# Work to be completed
Gather up the lines that contain "subtitle".

# Records
-- Start --

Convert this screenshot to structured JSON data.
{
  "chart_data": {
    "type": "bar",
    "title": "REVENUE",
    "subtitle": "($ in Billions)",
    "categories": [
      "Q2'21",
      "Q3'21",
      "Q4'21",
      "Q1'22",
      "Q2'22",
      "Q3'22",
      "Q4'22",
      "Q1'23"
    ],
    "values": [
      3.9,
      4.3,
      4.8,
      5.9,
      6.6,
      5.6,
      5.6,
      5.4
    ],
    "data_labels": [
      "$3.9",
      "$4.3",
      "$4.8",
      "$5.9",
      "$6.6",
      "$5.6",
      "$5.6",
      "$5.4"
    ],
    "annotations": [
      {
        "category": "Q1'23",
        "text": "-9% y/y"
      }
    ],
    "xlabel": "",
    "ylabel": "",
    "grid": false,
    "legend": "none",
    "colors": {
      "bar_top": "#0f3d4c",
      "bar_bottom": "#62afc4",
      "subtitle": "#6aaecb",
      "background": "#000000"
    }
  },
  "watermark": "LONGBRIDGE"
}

-- End --

# Output for this task
    "subtitle": "($ in Billions)",
      "subtitle": "#6aaecb",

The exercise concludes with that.